## Rows from a figure dataset
_ _ _ _

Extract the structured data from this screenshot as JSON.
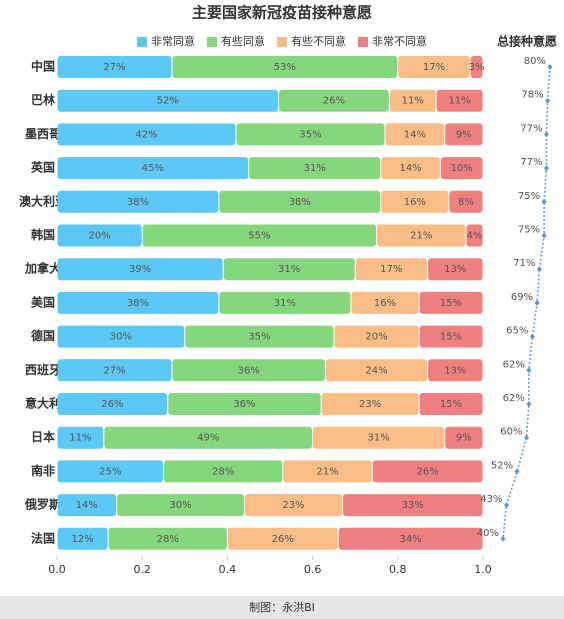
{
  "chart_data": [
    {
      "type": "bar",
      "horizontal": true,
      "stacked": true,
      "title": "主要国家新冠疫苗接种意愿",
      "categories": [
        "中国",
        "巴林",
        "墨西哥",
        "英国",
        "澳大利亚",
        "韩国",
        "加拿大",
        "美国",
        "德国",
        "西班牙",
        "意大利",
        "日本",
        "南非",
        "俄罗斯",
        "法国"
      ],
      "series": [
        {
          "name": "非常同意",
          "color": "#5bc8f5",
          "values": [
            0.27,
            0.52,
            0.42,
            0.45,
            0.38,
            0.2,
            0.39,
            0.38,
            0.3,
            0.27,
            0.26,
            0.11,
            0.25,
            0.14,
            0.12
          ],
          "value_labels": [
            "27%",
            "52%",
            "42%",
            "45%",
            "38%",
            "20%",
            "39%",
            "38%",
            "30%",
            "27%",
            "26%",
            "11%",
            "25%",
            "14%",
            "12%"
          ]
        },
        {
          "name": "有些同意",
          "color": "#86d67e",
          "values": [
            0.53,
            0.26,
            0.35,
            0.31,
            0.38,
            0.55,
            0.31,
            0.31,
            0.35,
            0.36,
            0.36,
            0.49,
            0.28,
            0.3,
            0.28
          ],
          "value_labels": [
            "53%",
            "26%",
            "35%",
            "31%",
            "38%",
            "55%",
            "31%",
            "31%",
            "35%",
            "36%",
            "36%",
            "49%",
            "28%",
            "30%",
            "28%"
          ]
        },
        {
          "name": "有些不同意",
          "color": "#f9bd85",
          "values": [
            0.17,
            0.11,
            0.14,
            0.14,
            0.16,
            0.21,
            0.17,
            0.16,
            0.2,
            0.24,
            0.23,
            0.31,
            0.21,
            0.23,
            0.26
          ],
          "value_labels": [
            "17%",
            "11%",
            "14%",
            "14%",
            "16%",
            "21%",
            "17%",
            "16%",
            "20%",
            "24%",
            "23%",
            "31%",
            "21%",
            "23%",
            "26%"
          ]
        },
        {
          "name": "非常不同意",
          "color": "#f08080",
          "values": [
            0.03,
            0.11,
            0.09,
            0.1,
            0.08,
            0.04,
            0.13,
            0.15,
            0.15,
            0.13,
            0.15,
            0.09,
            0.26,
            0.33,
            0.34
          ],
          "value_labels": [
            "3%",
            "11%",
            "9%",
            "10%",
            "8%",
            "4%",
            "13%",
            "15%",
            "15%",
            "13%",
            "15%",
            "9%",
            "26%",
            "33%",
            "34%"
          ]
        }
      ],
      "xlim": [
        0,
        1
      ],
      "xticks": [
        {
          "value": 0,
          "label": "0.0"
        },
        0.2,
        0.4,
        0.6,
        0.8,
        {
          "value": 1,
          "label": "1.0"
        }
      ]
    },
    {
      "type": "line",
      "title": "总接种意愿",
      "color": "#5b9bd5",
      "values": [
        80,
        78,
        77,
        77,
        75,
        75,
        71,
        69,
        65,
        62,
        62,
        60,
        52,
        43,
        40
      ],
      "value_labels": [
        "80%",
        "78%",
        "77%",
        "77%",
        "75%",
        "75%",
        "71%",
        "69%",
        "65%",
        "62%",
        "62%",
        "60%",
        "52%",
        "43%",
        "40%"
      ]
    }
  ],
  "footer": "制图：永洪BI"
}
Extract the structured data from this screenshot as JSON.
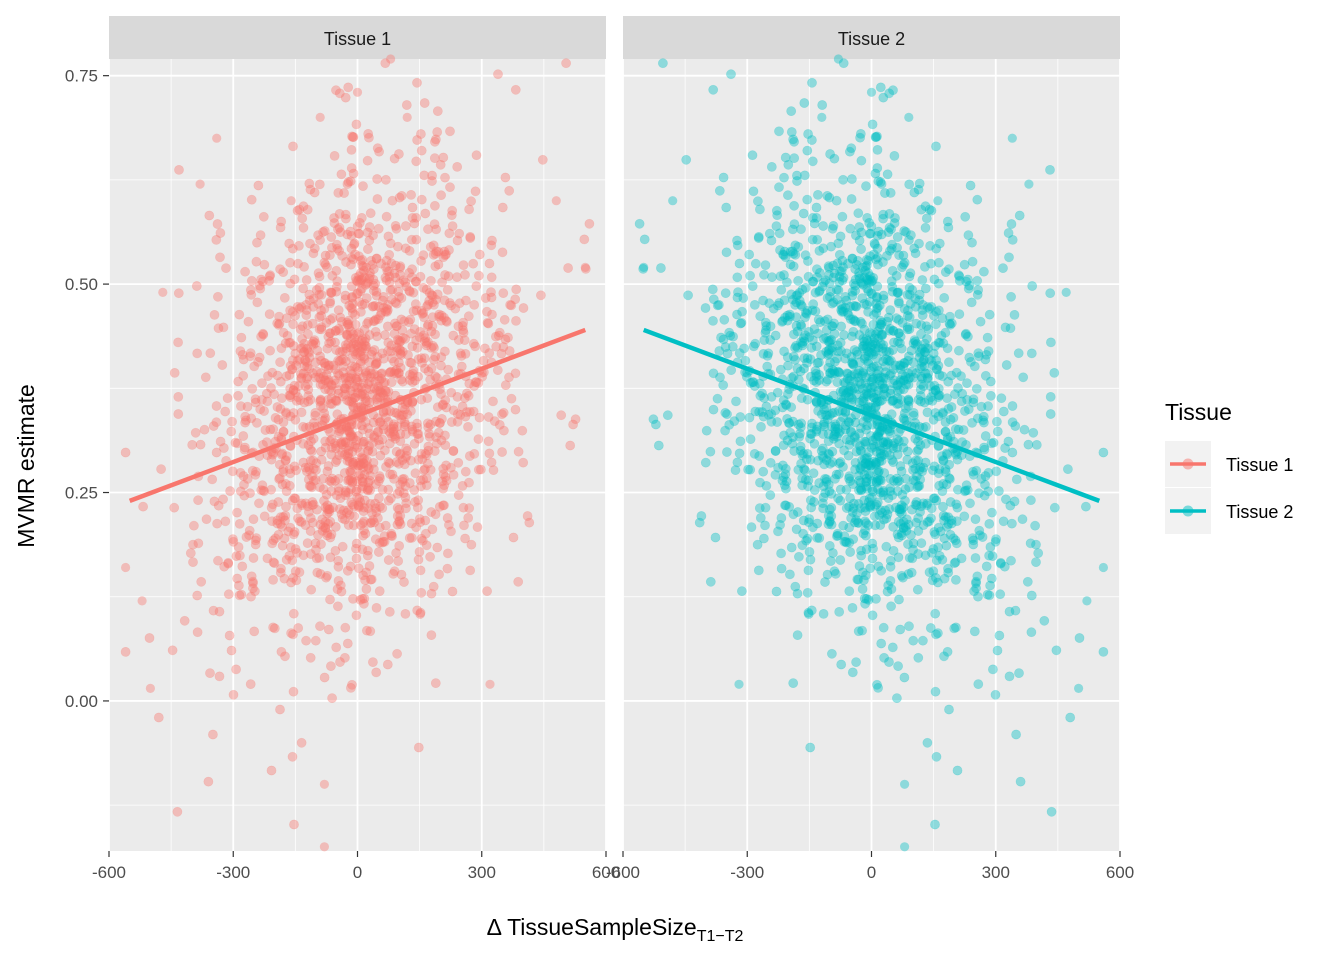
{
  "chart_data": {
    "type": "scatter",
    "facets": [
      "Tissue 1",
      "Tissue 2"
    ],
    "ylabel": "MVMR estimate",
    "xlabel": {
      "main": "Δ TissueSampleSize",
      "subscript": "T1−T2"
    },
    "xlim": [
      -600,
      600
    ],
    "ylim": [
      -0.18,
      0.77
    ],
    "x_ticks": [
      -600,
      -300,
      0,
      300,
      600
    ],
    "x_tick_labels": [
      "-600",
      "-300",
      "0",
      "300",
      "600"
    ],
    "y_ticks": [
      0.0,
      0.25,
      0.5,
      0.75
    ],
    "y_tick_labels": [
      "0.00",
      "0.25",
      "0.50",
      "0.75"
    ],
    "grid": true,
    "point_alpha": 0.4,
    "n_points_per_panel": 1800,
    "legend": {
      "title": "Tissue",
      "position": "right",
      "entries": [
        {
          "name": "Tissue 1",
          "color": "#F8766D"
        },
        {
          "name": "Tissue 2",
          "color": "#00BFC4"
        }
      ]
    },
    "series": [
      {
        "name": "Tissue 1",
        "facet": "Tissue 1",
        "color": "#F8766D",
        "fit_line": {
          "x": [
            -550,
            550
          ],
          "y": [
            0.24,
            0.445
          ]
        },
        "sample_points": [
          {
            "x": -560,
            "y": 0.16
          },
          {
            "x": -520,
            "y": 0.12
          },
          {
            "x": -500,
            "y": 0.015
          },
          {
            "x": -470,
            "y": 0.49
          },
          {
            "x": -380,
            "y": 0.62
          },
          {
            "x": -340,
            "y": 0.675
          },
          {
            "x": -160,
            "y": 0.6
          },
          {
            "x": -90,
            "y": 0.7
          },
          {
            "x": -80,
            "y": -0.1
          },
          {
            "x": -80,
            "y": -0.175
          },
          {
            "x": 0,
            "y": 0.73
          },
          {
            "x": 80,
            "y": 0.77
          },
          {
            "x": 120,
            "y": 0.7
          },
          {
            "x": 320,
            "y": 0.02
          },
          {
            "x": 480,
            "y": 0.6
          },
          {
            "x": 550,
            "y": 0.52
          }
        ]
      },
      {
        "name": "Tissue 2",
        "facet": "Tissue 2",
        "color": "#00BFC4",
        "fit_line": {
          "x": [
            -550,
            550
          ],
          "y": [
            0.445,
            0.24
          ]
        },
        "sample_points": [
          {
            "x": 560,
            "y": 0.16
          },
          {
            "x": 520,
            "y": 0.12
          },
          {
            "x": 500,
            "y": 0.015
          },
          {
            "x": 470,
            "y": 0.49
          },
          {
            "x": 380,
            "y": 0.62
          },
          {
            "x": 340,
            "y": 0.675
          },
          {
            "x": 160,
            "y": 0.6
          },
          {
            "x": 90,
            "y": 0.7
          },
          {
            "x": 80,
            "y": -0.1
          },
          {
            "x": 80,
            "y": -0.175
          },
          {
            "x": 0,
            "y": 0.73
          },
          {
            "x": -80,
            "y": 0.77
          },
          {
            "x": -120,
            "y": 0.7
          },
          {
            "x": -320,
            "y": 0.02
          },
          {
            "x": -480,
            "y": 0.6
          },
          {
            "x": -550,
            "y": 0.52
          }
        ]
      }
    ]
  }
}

_ _ _ _

## TASK REQUIREMENTS
Find and copy every line in the entries above where the string "title" occurs.

## RESPONSE TO THE EXERCISE
      "title": "主要国家新冠疫苗接种意愿",
      "title": "总接种意愿",
      "title": "Tissue",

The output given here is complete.